STATED GOAL →
Find every line of the listing below where "halten" appears, and copy it.

┌──

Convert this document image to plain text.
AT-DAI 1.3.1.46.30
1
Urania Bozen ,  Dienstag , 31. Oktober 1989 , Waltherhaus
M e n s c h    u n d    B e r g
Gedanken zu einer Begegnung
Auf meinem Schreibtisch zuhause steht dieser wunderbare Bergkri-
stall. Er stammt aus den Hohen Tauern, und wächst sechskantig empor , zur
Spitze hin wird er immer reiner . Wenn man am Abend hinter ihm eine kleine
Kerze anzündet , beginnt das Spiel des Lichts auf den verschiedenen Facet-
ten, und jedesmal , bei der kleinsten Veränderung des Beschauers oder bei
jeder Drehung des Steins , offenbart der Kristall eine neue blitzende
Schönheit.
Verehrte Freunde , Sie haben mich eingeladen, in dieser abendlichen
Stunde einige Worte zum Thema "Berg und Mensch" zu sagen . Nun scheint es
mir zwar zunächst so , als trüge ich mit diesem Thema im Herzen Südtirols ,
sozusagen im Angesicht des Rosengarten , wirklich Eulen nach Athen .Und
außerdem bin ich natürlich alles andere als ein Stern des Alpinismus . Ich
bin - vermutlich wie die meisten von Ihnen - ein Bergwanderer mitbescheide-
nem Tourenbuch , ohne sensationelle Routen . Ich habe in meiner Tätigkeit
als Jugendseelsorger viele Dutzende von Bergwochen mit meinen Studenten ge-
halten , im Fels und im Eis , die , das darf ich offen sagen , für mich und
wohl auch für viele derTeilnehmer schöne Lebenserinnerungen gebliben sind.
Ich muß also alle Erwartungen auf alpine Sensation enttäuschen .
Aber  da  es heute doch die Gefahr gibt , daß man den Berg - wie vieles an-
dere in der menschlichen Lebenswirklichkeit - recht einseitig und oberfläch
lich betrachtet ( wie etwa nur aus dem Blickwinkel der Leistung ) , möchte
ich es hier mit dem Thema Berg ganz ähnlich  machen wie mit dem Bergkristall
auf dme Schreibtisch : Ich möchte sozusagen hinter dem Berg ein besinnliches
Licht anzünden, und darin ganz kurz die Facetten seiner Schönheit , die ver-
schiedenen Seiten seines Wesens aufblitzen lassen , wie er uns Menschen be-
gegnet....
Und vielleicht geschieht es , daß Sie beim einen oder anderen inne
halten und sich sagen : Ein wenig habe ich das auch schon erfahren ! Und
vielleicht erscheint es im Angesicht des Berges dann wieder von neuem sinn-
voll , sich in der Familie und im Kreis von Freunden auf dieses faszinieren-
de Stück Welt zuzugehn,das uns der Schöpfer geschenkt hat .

└──

ANSWER FOR THE TASK →
halten , im Fels und im Eis , die , das darf ich offen sagen , für mich und
halten und sich sagen : Ein wenig habe ich das auch schon erfahren ! Und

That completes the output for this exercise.